▶ [Required task] Please copy out every line of the listing below without changing anything.

▶ [Input material]
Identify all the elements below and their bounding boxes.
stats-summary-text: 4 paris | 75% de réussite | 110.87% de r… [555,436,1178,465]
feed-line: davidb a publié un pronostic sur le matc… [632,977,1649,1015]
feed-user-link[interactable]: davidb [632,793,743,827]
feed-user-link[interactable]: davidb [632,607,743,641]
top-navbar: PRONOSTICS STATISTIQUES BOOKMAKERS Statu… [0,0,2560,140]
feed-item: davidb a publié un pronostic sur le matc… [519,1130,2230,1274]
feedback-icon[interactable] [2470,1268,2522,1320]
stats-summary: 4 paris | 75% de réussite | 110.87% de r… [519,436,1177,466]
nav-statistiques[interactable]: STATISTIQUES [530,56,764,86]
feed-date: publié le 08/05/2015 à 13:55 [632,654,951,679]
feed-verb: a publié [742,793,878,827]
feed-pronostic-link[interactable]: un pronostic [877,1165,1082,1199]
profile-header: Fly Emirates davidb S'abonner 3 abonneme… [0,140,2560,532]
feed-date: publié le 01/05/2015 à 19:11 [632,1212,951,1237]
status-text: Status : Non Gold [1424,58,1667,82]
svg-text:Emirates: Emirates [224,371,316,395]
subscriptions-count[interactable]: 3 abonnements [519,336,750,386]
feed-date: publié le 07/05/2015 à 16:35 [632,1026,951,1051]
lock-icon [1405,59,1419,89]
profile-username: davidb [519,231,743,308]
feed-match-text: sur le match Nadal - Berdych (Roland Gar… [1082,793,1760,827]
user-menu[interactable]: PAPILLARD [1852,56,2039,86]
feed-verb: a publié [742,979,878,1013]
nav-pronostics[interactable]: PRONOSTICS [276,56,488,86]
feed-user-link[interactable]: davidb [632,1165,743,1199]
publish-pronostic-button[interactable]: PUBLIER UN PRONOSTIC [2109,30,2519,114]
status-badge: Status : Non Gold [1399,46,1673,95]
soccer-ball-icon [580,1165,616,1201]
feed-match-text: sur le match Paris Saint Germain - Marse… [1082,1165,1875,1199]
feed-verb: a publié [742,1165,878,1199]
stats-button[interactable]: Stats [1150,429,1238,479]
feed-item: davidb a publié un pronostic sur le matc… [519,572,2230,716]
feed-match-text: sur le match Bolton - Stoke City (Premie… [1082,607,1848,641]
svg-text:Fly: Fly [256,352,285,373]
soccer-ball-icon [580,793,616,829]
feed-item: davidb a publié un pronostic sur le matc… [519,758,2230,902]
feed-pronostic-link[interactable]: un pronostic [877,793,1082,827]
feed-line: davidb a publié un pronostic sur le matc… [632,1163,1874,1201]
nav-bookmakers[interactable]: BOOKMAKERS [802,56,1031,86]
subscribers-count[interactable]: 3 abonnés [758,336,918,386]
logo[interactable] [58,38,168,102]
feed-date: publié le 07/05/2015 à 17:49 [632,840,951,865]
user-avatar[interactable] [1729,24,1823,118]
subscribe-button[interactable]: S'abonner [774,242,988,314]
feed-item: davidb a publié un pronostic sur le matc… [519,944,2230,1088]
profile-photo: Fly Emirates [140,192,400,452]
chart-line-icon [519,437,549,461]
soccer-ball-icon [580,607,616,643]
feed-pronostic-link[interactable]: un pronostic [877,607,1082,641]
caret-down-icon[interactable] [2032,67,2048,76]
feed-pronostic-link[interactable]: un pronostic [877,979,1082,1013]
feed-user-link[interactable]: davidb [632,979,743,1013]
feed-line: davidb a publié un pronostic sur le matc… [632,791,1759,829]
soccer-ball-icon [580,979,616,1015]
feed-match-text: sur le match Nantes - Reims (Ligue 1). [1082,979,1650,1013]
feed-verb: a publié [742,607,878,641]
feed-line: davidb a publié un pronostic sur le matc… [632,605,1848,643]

▶ [Task response]
Identify all the elements below and their bounding boxes.
stats-summary-text: 4 paris | 75% de réussite | 110.87% de r… [555,436,1178,465]
feed-line: davidb a publié un pronostic sur le matc… [632,977,1649,1015]
feed-user-link[interactable]: davidb [632,793,743,827]
feed-user-link[interactable]: davidb [632,607,743,641]
top-navbar: PRONOSTICS STATISTIQUES BOOKMAKERS Statu… [0,0,2560,140]
feed-item: davidb a publié un pronostic sur le matc… [519,1130,2230,1274]
feedback-icon[interactable] [2470,1268,2522,1320]
stats-summary: 4 paris | 75% de réussite | 110.87% de r… [519,436,1177,466]
nav-statistiques[interactable]: STATISTIQUES [530,56,764,86]
feed-date: publié le 08/05/2015 à 13:55 [632,654,951,679]
feed-verb: a publié [742,793,878,827]
feed-pronostic-link[interactable]: un pronostic [877,1165,1082,1199]
profile-header: Fly Emirates davidb S'abonner 3 abonneme… [0,140,2560,532]
feed-date: publié le 01/05/2015 à 19:11 [632,1212,951,1237]
status-text: Status : Non Gold [1424,58,1667,82]
svg-text:Emirates: Emirates [224,371,316,395]
subscriptions-count[interactable]: 3 abonnements [519,336,750,386]
feed-date: publié le 07/05/2015 à 16:35 [632,1026,951,1051]
lock-icon [1405,59,1419,89]
profile-username: davidb [519,231,743,308]
feed-match-text: sur le match Nadal - Berdych (Roland Gar… [1082,793,1760,827]
user-menu[interactable]: PAPILLARD [1852,56,2039,86]
feed-verb: a publié [742,979,878,1013]
nav-pronostics[interactable]: PRONOSTICS [276,56,488,86]
feed-user-link[interactable]: davidb [632,1165,743,1199]
publish-pronostic-button[interactable]: PUBLIER UN PRONOSTIC [2109,30,2519,114]
status-badge: Status : Non Gold [1399,46,1673,95]
soccer-ball-icon [580,1165,616,1201]
feed-match-text: sur le match Paris Saint Germain - Marse… [1082,1165,1875,1199]
feed-verb: a publié [742,1165,878,1199]
stats-button[interactable]: Stats [1150,429,1238,479]
feed-item: davidb a publié un pronostic sur le matc… [519,572,2230,716]
feed-match-text: sur le match Bolton - Stoke City (Premie… [1082,607,1848,641]
svg-text:Fly: Fly [256,352,285,373]
soccer-ball-icon [580,793,616,829]
feed-item: davidb a publié un pronostic sur le matc… [519,758,2230,902]
feed-pronostic-link[interactable]: un pronostic [877,793,1082,827]
feed-line: davidb a publié un pronostic sur le matc… [632,1163,1874,1201]
nav-bookmakers[interactable]: BOOKMAKERS [802,56,1031,86]
subscribers-count[interactable]: 3 abonnés [758,336,918,386]
logo[interactable] [58,38,168,102]
feed-date: publié le 07/05/2015 à 17:49 [632,840,951,865]
user-avatar[interactable] [1729,24,1823,118]
subscribe-button[interactable]: S'abonner [774,242,988,314]
feed-item: davidb a publié un pronostic sur le matc… [519,944,2230,1088]
profile-photo: Fly Emirates [140,192,400,452]
chart-line-icon [519,437,549,461]
soccer-ball-icon [580,607,616,643]
feed-pronostic-link[interactable]: un pronostic [877,607,1082,641]
caret-down-icon[interactable] [2032,67,2048,76]
feed-pronostic-link[interactable]: un pronostic [877,979,1082,1013]
feed-user-link[interactable]: davidb [632,979,743,1013]
feed-line: davidb a publié un pronostic sur le matc… [632,791,1759,829]
soccer-ball-icon [580,979,616,1015]
feed-match-text: sur le match Nantes - Reims (Ligue 1). [1082,979,1650,1013]
feed-verb: a publié [742,607,878,641]
feed-line: davidb a publié un pronostic sur le matc… [632,605,1848,643]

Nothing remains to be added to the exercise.